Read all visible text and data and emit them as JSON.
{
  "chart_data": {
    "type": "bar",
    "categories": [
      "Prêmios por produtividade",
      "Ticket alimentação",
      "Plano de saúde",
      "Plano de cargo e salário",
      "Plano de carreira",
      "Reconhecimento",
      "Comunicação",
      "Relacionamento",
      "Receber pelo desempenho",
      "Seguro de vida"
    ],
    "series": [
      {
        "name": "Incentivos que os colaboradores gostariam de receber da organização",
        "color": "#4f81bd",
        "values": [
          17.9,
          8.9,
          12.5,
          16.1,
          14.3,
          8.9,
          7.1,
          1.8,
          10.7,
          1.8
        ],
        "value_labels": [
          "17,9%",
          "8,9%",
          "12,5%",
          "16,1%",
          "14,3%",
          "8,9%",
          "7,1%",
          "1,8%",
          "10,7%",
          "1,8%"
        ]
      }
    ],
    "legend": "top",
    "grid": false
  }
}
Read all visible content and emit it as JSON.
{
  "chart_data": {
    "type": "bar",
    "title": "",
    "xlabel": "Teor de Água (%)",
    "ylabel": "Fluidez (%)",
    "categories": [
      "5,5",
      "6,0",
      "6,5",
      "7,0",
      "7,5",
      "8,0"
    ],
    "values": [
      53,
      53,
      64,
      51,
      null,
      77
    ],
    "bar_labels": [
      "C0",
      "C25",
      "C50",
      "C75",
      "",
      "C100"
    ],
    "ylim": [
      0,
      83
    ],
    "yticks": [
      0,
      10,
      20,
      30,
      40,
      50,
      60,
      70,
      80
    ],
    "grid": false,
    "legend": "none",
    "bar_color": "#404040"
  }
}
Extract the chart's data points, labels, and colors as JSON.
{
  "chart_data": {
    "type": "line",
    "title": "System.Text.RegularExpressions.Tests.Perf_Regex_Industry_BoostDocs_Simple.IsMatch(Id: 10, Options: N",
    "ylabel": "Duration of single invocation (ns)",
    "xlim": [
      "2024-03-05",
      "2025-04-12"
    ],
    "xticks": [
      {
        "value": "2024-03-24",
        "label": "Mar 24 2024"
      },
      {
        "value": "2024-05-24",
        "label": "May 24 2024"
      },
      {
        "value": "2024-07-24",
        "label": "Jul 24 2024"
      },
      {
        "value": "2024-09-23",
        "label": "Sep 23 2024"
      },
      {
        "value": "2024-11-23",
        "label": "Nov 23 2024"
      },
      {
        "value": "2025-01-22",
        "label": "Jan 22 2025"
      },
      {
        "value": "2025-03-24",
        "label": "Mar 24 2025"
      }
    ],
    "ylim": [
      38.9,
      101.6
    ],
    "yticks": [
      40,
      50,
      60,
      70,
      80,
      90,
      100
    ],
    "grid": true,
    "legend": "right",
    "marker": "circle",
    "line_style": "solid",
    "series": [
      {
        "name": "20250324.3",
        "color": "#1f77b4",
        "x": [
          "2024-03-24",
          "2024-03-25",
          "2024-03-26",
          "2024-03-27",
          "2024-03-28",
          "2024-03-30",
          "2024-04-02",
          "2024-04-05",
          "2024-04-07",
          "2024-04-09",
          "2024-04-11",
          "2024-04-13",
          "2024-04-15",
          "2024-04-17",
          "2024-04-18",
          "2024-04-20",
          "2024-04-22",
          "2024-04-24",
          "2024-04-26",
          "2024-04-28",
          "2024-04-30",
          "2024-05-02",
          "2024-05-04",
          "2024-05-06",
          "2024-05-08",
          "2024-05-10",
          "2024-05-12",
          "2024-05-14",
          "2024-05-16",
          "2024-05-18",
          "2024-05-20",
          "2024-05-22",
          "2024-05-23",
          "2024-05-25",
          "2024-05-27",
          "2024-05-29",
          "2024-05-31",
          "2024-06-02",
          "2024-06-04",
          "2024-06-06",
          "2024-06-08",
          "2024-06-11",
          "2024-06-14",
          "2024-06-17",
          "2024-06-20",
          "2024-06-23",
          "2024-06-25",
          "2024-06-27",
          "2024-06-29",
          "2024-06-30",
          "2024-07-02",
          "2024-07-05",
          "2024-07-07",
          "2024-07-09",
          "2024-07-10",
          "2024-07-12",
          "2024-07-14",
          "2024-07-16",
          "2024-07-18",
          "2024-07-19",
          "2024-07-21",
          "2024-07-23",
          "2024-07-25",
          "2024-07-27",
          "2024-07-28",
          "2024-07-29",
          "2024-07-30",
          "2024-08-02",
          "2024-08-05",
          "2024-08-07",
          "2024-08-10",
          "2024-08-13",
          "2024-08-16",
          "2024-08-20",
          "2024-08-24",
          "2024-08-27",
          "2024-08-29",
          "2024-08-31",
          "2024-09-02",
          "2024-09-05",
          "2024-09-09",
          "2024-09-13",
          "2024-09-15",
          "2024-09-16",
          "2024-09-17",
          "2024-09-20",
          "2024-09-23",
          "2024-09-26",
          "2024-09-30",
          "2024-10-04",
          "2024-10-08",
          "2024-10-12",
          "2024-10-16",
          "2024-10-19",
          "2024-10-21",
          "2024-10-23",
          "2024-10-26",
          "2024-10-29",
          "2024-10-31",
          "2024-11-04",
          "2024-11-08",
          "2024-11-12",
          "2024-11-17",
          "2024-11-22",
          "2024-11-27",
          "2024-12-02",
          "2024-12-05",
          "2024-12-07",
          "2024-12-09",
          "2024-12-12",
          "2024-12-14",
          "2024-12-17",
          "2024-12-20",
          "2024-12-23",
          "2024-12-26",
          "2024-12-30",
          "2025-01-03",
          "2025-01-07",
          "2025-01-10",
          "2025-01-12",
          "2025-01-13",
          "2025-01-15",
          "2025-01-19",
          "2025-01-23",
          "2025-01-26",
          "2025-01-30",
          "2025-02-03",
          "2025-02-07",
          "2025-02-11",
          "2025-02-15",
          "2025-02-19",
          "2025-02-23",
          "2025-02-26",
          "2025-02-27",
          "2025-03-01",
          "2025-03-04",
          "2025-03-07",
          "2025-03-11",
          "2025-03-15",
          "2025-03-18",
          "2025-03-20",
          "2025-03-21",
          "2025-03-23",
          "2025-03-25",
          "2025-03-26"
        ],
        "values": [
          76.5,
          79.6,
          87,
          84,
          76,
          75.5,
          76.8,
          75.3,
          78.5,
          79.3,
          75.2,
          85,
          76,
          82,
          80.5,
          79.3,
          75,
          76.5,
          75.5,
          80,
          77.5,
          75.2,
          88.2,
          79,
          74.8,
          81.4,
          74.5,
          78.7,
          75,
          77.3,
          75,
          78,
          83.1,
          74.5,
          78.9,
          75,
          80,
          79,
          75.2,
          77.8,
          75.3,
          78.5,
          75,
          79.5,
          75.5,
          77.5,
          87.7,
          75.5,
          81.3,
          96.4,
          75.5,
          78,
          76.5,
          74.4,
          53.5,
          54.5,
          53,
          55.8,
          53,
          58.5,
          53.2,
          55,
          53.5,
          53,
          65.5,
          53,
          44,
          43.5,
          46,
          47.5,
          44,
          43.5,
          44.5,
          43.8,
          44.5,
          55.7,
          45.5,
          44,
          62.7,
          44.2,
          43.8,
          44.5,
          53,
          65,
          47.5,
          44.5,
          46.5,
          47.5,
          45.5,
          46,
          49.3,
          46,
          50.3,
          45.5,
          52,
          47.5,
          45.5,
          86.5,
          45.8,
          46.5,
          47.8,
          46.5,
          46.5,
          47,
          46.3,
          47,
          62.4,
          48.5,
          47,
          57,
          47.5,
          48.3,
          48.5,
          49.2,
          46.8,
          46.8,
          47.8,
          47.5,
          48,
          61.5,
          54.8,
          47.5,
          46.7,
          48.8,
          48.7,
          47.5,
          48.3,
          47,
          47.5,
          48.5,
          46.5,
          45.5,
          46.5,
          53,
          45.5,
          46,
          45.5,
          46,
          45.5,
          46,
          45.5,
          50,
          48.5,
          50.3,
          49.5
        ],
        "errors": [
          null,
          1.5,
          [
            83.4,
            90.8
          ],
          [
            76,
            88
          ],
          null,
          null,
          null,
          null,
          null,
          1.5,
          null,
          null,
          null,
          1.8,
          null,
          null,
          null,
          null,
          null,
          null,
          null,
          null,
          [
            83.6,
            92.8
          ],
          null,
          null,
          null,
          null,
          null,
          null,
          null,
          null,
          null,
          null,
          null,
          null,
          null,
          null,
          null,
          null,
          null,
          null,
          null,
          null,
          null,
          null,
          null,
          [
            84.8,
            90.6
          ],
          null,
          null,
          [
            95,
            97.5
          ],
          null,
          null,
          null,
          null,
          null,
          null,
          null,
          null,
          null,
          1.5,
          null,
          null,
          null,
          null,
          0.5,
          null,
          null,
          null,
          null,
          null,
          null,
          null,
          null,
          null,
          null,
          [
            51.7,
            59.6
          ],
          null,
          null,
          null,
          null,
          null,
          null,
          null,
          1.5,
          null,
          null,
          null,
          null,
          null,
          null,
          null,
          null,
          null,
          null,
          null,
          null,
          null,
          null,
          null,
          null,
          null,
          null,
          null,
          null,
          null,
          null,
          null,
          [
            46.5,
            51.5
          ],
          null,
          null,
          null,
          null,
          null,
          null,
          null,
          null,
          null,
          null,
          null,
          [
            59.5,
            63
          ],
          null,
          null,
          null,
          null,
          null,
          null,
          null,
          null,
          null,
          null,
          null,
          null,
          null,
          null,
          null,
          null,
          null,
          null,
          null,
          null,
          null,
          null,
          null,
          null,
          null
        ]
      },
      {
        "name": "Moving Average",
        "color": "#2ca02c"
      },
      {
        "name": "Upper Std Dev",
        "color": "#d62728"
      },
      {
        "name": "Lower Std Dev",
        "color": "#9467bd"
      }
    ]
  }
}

━━━━━━━━━━━━━━━━

Show all lines from the data above in which the word "legend" appears.

EXPECTED ANSWER:
    "legend": "top",
    "legend": "none",
    "legend": "right",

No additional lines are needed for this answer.